__To do__
Show every line in the entries below that contains the word "current".

== Data provided

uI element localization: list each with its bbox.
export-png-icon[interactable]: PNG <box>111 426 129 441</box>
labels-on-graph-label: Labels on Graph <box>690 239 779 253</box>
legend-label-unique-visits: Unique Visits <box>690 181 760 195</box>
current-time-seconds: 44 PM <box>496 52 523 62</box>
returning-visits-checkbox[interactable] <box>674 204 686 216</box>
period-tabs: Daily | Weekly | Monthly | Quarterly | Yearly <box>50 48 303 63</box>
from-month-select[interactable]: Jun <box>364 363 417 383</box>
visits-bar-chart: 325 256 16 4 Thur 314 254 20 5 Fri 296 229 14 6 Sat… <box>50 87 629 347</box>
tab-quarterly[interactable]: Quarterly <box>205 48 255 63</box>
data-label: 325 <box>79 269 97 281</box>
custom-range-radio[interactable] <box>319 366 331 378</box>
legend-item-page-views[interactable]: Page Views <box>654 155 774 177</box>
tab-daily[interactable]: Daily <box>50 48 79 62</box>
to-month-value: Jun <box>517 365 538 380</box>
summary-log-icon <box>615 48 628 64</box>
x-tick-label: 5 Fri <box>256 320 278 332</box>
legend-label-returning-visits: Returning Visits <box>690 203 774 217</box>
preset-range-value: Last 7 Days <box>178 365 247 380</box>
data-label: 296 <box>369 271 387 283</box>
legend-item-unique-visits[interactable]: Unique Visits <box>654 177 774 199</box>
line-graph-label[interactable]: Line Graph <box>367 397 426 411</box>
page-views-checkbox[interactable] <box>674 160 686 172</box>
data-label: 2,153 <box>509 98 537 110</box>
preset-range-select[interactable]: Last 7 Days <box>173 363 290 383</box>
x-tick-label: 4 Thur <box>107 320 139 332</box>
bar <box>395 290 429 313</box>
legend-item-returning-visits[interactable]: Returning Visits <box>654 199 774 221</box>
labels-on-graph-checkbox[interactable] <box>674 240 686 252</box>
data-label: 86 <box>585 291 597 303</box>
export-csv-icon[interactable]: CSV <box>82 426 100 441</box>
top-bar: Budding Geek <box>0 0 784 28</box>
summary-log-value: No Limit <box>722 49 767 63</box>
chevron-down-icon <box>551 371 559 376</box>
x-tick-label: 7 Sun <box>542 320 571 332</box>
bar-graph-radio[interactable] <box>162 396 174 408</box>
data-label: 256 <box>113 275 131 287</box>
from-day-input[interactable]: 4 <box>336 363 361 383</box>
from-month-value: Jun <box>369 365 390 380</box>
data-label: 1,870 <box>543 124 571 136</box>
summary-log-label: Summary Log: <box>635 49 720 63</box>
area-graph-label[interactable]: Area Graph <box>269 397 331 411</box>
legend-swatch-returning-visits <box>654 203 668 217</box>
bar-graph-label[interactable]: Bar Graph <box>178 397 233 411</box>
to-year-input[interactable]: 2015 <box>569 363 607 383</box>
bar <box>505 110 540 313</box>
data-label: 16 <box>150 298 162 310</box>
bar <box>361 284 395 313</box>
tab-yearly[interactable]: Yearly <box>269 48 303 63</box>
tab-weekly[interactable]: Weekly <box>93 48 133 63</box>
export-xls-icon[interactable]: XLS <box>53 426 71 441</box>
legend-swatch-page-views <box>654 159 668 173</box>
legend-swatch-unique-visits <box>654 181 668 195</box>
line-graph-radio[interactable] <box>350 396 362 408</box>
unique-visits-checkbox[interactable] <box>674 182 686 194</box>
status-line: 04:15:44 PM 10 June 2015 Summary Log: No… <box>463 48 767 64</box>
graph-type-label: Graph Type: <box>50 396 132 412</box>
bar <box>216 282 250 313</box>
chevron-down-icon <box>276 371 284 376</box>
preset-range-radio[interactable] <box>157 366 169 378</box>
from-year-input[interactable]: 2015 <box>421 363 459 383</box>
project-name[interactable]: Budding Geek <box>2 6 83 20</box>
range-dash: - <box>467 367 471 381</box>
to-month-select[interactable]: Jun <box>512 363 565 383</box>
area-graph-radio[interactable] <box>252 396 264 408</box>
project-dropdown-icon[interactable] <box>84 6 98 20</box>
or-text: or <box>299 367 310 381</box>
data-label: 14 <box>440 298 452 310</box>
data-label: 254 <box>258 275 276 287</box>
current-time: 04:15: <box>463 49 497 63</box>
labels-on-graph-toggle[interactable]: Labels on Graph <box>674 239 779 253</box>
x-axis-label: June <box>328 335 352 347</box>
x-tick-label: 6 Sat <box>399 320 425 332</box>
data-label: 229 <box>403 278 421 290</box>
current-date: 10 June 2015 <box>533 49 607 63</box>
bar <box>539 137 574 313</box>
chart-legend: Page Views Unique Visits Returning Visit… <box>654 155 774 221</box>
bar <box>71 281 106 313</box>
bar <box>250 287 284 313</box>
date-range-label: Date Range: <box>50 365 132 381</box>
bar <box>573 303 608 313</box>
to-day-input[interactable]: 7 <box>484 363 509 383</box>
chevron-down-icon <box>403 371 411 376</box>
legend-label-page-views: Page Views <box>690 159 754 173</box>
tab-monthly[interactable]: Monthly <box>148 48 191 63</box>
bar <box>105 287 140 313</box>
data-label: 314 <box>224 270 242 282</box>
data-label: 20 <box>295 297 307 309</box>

====

__Worked answer__
current-time-seconds: 44 PM <box>496 52 523 62</box>
current-time: 04:15: <box>463 49 497 63</box>
current-date: 10 June 2015 <box>533 49 607 63</box>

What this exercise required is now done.